TASK INPUT:
--------------------------------------------------

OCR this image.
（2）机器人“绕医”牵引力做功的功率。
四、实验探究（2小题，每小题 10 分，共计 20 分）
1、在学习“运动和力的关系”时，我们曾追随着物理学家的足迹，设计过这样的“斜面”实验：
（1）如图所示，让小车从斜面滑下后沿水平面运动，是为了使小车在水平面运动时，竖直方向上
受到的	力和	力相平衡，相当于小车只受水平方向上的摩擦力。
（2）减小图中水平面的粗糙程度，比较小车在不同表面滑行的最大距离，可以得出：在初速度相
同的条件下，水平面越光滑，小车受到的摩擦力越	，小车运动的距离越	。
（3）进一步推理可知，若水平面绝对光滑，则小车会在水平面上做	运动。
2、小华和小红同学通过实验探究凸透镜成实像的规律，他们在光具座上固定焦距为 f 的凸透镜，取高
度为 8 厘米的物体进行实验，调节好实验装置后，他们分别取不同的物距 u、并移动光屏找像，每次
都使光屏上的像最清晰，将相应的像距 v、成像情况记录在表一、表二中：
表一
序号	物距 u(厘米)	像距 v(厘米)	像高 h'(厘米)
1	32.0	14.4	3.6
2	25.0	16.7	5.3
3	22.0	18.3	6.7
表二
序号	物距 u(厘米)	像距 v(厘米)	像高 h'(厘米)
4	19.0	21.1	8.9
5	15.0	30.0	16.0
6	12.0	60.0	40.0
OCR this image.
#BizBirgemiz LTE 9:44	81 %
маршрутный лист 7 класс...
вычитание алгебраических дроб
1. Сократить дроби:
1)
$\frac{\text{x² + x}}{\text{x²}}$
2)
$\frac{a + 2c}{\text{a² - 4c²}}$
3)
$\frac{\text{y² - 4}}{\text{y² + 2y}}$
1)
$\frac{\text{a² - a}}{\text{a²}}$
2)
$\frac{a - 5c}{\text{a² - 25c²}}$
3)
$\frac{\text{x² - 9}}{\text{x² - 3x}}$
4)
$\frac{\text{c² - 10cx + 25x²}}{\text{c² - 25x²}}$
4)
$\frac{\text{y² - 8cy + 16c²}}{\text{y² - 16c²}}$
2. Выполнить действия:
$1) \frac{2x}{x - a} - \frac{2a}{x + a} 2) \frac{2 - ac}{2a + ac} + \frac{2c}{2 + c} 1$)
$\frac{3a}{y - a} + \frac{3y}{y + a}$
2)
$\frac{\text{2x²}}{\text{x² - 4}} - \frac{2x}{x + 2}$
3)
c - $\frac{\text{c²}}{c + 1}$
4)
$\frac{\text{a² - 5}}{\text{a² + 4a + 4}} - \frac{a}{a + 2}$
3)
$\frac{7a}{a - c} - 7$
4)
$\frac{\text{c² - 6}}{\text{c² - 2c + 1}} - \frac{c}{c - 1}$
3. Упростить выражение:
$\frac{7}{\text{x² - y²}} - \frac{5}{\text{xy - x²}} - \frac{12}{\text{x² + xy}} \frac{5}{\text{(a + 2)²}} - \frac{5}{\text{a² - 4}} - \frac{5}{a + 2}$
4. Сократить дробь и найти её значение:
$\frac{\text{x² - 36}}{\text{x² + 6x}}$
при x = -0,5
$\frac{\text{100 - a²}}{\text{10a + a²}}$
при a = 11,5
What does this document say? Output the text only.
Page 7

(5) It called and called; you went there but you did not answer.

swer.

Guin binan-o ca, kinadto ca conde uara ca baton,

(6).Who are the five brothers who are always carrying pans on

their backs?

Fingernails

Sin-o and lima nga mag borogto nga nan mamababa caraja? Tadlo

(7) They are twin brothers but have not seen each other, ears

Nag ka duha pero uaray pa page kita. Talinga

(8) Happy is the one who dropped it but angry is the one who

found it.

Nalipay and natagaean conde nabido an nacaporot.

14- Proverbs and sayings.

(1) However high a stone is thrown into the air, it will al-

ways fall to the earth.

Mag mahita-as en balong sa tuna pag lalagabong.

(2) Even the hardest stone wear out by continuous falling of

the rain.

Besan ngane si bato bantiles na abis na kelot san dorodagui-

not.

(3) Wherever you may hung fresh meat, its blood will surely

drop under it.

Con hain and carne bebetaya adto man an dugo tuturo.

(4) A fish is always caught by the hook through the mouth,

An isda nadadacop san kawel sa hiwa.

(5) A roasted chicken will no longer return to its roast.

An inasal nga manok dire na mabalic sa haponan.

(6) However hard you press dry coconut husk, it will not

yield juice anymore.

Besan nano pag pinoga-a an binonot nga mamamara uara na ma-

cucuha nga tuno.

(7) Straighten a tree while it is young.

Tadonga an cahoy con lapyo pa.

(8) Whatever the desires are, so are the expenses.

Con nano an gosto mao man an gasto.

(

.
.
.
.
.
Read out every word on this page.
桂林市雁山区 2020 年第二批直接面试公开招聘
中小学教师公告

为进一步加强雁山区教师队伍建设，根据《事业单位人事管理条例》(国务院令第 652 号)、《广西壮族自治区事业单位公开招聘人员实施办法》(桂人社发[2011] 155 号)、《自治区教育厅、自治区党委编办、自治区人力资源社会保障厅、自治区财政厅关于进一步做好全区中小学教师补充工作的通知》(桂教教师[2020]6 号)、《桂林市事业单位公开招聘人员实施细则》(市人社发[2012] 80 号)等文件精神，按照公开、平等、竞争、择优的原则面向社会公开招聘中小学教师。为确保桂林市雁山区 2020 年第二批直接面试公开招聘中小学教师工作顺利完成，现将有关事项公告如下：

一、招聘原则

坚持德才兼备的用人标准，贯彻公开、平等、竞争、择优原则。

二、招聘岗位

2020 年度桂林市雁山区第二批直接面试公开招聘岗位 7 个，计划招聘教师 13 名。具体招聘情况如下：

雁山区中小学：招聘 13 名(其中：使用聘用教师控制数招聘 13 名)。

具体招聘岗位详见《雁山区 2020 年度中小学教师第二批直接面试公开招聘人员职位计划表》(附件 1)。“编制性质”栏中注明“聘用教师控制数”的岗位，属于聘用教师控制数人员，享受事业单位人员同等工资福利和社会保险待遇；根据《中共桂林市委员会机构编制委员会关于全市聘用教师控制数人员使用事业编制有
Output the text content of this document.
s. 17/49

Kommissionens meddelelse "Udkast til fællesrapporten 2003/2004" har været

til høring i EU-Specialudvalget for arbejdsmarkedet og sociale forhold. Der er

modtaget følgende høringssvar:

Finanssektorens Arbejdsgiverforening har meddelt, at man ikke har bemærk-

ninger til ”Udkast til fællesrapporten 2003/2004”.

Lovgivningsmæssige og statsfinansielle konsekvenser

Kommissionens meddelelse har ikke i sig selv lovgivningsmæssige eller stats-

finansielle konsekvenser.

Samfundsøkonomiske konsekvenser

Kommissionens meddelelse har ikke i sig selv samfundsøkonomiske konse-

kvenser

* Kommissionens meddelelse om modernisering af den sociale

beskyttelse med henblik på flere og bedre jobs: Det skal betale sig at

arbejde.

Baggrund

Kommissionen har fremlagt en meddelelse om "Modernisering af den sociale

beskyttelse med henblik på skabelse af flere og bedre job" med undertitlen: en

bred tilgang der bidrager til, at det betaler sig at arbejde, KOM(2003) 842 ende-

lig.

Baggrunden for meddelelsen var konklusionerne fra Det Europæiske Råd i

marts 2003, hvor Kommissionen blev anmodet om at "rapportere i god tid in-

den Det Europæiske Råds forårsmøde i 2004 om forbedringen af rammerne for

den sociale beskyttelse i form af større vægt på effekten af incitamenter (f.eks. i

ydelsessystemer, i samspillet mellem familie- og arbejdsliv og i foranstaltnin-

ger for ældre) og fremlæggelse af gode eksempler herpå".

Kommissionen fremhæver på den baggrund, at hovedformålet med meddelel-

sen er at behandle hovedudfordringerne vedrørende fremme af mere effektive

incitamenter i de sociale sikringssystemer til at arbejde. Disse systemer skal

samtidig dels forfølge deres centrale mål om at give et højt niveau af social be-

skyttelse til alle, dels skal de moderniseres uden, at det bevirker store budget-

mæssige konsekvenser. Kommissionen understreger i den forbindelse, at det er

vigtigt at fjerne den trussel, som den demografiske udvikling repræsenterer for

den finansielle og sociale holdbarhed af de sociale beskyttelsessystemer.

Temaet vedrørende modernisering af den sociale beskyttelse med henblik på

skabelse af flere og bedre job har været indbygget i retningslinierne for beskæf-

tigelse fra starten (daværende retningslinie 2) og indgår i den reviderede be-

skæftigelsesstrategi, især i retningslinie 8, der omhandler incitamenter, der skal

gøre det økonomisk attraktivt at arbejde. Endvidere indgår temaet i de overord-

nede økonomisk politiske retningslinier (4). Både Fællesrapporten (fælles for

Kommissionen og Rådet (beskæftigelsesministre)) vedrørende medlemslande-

--------------------------------------------------

Using the listing above, show each line holding the string "stone".

ANSWER TO THIS EXERCISE:
(1) However high a stone is thrown into the air, it will al-
(2) Even the hardest stone wear out by continuous falling of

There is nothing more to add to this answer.